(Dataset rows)
--- START ---

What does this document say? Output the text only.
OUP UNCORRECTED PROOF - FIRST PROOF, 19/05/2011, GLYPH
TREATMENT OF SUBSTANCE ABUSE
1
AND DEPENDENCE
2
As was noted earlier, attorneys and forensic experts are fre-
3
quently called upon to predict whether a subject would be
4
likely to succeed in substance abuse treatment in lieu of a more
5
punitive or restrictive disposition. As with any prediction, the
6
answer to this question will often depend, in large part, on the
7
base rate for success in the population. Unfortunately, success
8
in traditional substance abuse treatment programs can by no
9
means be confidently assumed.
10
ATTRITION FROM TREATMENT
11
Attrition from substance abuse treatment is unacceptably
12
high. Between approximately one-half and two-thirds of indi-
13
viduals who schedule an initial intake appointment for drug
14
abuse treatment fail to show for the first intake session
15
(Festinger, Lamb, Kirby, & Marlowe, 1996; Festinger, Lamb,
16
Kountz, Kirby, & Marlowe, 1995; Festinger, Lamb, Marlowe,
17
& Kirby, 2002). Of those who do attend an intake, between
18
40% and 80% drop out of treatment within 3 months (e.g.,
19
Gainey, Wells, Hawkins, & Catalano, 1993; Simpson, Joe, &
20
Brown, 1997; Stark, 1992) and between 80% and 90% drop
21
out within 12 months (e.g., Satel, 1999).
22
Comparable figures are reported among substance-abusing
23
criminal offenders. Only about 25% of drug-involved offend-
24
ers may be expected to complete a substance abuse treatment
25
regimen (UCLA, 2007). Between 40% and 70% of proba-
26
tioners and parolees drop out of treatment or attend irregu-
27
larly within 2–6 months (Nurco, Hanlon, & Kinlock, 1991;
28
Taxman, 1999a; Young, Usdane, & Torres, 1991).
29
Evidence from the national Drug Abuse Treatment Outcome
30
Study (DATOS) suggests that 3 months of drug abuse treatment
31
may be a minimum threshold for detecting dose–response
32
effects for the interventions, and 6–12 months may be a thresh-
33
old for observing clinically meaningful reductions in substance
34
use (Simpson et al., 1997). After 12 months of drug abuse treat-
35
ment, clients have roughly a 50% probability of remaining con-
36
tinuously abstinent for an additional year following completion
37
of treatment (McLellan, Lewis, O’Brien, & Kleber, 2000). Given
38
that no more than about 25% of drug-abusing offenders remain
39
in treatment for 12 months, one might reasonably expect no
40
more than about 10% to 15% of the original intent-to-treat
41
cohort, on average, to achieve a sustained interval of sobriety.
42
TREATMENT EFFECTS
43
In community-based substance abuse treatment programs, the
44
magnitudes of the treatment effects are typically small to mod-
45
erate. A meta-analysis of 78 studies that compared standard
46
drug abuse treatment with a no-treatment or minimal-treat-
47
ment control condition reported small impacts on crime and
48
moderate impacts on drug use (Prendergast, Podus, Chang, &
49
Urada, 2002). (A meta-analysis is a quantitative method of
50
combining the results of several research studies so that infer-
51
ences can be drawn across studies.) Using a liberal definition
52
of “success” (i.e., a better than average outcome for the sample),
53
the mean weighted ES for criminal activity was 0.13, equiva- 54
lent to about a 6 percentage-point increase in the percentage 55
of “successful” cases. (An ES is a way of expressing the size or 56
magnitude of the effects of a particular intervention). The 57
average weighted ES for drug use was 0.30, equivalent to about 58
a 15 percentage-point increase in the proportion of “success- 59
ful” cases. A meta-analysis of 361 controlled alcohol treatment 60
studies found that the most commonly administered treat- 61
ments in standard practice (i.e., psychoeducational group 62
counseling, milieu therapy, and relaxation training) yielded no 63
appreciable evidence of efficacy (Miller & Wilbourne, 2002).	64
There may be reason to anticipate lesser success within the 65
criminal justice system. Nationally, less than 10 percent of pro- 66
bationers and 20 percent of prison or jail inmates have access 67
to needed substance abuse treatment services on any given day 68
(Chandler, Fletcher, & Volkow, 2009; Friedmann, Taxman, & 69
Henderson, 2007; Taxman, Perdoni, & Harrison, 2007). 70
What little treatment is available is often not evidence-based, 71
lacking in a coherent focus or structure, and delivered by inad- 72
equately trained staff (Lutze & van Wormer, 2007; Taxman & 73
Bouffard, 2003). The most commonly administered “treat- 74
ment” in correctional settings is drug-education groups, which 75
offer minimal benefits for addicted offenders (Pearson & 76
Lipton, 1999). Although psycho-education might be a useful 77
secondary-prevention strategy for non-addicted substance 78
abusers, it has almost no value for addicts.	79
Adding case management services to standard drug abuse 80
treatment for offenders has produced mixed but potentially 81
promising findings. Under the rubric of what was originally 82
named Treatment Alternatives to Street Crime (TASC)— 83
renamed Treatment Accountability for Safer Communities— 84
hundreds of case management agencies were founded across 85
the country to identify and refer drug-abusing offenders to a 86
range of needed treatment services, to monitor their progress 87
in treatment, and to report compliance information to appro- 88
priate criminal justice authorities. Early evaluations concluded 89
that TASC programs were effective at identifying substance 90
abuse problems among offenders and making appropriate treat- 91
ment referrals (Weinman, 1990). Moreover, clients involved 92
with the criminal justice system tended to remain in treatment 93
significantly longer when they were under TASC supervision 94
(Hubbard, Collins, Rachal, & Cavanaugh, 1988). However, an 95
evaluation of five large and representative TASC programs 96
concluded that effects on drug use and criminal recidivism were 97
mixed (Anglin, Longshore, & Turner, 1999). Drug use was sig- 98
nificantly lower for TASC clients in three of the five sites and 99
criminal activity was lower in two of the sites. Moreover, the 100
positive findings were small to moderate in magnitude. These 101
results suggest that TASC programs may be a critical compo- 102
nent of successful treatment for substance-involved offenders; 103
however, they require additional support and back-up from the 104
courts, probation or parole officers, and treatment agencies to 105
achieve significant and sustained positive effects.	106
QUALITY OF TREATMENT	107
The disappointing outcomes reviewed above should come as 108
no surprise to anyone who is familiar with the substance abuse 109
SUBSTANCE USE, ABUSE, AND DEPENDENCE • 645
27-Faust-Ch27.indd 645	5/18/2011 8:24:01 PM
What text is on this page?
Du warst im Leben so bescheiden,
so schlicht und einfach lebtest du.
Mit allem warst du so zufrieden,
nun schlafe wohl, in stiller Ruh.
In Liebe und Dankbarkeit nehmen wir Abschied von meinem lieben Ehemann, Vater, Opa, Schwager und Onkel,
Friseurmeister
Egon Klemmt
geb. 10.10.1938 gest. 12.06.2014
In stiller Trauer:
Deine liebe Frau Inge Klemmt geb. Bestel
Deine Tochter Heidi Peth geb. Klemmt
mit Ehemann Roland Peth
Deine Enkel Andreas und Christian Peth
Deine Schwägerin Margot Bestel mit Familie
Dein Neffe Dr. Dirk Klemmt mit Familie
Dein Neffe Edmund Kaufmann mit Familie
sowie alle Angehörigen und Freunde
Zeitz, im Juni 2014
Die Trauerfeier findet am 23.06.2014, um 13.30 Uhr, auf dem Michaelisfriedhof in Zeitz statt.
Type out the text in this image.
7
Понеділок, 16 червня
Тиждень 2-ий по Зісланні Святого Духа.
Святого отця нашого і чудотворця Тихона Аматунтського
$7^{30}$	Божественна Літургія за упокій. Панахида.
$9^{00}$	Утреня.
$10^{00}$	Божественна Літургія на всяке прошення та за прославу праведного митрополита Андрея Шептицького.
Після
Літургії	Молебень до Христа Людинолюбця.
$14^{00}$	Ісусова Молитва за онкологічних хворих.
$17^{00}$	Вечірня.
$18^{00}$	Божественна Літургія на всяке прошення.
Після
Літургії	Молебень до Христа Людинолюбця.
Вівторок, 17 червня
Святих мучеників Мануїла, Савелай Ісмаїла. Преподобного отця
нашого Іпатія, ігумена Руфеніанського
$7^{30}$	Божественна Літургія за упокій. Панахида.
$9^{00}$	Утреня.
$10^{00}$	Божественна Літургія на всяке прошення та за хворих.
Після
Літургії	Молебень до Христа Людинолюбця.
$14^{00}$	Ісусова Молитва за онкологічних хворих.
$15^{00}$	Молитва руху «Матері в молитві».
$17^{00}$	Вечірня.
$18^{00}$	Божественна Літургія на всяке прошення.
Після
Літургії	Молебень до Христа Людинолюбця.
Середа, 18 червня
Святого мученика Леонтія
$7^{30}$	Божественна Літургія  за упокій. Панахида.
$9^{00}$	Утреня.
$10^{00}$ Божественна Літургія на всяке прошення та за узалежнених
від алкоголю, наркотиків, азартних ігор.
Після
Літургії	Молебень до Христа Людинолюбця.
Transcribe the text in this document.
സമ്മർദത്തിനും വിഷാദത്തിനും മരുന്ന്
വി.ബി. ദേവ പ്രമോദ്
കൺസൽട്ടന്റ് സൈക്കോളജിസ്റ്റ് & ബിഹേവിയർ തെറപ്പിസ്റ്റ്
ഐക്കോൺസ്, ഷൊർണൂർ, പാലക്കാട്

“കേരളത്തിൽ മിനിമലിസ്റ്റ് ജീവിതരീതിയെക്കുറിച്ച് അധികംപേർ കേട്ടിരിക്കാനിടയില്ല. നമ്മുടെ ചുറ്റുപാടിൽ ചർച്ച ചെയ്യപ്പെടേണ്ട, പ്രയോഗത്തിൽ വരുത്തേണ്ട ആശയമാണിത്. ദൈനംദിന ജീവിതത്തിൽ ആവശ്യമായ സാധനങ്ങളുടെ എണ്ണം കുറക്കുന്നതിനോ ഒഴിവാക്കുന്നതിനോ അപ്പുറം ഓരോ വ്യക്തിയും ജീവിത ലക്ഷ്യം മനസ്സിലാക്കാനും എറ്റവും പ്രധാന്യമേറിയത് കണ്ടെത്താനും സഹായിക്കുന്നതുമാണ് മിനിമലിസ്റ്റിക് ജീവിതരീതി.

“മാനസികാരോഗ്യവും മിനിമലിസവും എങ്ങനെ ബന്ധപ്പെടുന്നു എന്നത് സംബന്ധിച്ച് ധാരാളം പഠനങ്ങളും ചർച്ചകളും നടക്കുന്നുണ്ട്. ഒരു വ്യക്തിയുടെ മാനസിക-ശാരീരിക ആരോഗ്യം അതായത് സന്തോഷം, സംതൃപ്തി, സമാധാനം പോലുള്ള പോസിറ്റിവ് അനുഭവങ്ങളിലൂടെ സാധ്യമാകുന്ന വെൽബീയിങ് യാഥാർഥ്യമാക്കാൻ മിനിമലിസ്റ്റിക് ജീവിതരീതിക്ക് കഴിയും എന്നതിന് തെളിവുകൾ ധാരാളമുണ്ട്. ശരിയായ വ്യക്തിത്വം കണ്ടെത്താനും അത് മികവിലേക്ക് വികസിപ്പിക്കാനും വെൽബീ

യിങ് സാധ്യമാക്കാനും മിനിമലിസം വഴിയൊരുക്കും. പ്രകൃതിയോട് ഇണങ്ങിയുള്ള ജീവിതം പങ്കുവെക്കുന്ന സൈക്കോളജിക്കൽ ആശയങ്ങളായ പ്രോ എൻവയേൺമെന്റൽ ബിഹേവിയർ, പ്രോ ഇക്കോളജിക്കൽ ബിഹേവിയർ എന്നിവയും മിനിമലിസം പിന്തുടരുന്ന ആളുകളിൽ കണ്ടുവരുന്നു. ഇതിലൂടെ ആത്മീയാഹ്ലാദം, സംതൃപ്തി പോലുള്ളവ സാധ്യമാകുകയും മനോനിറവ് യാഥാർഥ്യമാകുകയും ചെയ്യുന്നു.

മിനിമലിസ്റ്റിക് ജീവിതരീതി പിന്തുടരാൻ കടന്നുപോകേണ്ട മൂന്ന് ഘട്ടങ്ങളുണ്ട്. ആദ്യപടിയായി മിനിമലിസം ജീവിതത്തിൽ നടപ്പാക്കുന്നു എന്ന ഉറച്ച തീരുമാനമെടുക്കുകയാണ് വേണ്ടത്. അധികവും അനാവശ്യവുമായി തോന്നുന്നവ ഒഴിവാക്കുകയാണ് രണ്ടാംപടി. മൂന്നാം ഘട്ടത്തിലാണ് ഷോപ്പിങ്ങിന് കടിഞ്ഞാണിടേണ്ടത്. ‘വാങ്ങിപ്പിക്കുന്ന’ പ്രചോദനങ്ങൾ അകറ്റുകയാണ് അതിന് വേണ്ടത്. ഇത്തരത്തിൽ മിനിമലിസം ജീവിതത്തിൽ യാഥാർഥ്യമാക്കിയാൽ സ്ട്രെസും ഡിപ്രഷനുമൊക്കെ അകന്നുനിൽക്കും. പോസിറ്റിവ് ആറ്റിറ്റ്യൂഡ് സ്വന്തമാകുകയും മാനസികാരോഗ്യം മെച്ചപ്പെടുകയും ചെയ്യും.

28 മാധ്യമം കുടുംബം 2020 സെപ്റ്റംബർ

--- END ---

WORK TO BE COMPLETED - In the listing, find every line with the word "this" and state how many there are, nothing more.

OUTPUT - 5